▸ **Given request**: Look through the records below, and copy out every line that holds the string "MINIMUM".

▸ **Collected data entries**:
============================================================
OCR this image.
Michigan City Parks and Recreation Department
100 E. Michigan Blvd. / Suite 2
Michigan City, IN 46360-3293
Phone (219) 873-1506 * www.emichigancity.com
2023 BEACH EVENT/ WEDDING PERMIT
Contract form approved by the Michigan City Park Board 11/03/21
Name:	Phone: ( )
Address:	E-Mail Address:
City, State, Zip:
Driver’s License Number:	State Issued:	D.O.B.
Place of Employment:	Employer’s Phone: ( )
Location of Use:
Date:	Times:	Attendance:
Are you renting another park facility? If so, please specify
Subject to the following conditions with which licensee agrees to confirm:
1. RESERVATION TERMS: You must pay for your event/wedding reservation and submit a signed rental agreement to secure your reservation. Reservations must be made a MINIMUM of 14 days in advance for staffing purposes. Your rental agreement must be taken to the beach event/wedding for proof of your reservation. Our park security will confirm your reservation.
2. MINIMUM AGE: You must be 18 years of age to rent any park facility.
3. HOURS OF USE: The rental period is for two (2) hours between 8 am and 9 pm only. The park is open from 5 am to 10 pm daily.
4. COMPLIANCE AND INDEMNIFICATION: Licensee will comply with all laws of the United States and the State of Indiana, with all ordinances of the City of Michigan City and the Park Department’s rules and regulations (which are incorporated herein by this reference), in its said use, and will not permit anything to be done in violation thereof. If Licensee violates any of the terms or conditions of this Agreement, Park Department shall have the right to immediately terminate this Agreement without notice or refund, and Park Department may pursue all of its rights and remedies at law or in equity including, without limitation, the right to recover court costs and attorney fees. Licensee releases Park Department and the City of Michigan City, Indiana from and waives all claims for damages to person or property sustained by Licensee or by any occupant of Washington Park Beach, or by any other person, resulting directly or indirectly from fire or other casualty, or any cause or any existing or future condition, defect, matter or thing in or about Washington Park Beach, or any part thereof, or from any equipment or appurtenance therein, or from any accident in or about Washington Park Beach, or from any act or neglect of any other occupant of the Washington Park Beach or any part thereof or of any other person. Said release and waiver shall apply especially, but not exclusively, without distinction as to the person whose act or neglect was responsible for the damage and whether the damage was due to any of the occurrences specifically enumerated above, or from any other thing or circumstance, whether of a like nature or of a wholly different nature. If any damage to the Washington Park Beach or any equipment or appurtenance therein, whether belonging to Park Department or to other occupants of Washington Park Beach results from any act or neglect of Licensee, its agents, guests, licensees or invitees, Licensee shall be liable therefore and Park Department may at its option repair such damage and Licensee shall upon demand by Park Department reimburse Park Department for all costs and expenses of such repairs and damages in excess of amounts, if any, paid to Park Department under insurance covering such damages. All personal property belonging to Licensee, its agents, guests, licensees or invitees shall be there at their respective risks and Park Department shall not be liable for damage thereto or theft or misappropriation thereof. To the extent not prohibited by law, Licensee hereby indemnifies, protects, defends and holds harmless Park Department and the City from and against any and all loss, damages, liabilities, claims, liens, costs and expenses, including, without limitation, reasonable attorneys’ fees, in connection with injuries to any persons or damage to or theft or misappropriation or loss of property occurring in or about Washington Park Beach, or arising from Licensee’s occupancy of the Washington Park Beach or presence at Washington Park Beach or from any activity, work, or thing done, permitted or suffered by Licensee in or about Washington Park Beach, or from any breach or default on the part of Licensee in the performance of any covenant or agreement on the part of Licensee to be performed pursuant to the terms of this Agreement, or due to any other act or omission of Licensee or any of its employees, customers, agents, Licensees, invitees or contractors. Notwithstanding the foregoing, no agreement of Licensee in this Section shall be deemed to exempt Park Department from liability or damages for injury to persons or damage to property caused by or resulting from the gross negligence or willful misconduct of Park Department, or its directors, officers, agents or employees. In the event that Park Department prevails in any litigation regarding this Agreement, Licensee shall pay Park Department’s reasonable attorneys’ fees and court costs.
============================================================
▸ **Finished exercise**:
1. RESERVATION TERMS: You must pay for your event/wedding reservation and submit a signed rental agreement to secure your reservation. Reservations must be made a MINIMUM of 14 days in advance for staffing purposes. Your rental agreement must be taken to the beach event/wedding for proof of your reservation. Our park security will confirm your reservation.
2. MINIMUM AGE: You must be 18 years of age to rent any park facility.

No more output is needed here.